Look through the data and write out every line with the word "재산상의" in it.

^^^^^^^^^^^^^^^^

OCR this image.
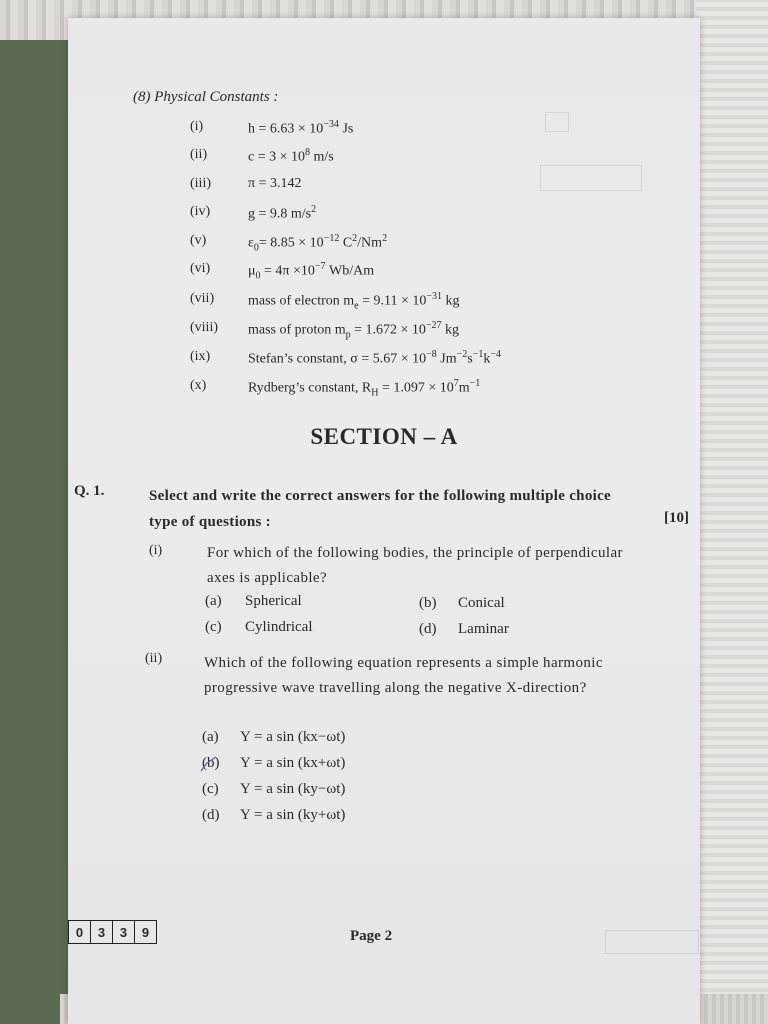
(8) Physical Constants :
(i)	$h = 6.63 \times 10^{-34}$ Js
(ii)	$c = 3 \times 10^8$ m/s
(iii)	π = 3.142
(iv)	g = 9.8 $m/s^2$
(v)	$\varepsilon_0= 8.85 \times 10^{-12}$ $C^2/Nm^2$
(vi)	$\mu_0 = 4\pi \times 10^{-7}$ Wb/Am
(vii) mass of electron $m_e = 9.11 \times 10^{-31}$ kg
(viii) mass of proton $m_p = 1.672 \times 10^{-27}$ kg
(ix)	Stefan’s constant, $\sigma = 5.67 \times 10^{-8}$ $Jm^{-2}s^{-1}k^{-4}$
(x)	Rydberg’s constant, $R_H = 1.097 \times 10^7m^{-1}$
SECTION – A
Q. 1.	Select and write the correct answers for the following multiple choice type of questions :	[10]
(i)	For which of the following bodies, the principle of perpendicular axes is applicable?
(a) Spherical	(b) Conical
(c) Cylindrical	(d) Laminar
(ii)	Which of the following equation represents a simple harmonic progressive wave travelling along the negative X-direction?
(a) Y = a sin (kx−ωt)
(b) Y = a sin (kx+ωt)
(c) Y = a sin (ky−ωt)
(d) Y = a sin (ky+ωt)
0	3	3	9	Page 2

^^^^^^^^^^^^^^^^

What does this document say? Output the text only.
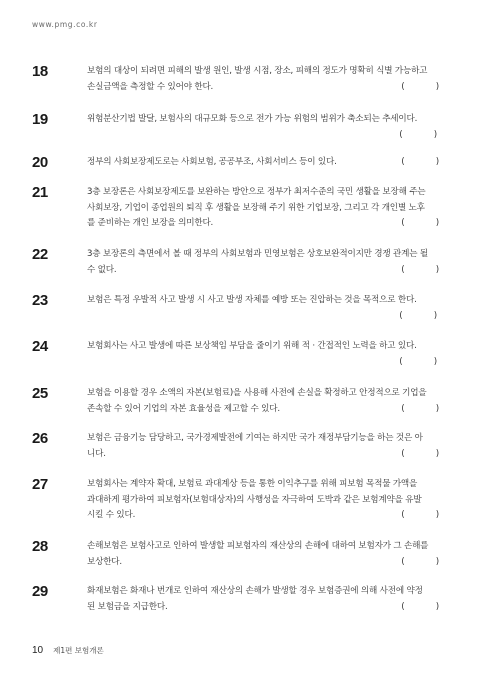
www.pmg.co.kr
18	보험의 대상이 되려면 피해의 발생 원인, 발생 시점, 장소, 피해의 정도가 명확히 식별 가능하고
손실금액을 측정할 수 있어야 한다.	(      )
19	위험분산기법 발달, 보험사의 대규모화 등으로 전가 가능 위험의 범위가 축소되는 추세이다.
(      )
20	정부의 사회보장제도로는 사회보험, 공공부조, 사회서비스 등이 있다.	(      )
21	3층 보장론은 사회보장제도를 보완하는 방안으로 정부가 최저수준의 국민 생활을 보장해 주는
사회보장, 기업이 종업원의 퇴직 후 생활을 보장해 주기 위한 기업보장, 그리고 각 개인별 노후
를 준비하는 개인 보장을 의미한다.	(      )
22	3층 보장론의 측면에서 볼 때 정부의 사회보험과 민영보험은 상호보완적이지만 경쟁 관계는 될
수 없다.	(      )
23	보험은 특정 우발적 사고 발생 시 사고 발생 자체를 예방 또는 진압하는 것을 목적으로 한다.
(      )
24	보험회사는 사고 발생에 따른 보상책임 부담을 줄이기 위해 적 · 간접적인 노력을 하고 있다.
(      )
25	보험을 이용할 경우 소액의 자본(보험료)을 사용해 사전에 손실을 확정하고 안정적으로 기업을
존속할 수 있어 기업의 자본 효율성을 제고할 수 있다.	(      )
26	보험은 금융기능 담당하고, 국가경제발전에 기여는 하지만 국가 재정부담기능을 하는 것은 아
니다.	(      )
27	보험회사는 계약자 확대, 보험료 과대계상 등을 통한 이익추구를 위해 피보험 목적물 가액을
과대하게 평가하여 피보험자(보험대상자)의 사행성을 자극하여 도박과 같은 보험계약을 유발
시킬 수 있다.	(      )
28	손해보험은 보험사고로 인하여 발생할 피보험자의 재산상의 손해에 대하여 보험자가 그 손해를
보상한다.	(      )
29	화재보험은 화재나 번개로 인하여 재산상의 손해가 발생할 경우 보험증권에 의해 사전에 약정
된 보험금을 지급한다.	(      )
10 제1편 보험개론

^^^^^^^^^^^^^^^^

*WORKED SOLUTION*:
28	손해보험은 보험사고로 인하여 발생할 피보험자의 재산상의 손해에 대하여 보험자가 그 손해를
29	화재보험은 화재나 번개로 인하여 재산상의 손해가 발생할 경우 보험증권에 의해 사전에 약정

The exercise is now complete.